== TASK BRIEF ==
Skip the pictures. Transcribe the rest of the data below without changing a word.

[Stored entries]
++++++
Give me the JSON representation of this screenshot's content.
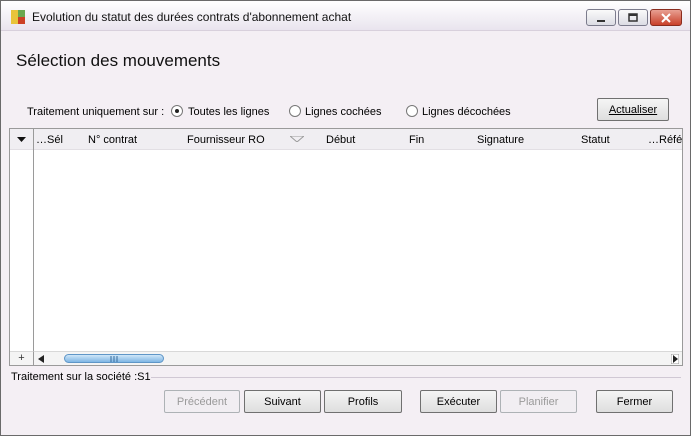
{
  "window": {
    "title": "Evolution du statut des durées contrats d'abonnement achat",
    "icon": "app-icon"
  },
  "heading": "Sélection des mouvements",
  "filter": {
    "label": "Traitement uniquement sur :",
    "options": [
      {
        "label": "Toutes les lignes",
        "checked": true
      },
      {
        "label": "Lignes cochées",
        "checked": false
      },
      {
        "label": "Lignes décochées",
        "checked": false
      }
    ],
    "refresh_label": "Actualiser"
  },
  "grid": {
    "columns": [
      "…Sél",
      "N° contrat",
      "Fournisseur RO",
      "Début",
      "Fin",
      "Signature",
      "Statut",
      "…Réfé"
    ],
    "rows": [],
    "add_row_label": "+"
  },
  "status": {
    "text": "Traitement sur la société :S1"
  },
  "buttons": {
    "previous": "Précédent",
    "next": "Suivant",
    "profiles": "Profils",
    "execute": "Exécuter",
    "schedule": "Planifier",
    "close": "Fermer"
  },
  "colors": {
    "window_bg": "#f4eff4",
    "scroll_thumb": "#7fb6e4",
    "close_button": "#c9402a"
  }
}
++++++
== WORKED SOLUTION ==
Give me the JSON representation of this screenshot's content.
{
  "window": {
    "title": "Evolution du statut des durées contrats d'abonnement achat",
    "icon": "app-icon"
  },
  "heading": "Sélection des mouvements",
  "filter": {
    "label": "Traitement uniquement sur :",
    "options": [
      {
        "label": "Toutes les lignes",
        "checked": true
      },
      {
        "label": "Lignes cochées",
        "checked": false
      },
      {
        "label": "Lignes décochées",
        "checked": false
      }
    ],
    "refresh_label": "Actualiser"
  },
  "grid": {
    "columns": [
      "…Sél",
      "N° contrat",
      "Fournisseur RO",
      "Début",
      "Fin",
      "Signature",
      "Statut",
      "…Réfé"
    ],
    "rows": [],
    "add_row_label": "+"
  },
  "status": {
    "text": "Traitement sur la société :S1"
  },
  "buttons": {
    "previous": "Précédent",
    "next": "Suivant",
    "profiles": "Profils",
    "execute": "Exécuter",
    "schedule": "Planifier",
    "close": "Fermer"
  },
  "colors": {
    "window_bg": "#f4eff4",
    "scroll_thumb": "#7fb6e4",
    "close_button": "#c9402a"
  }
}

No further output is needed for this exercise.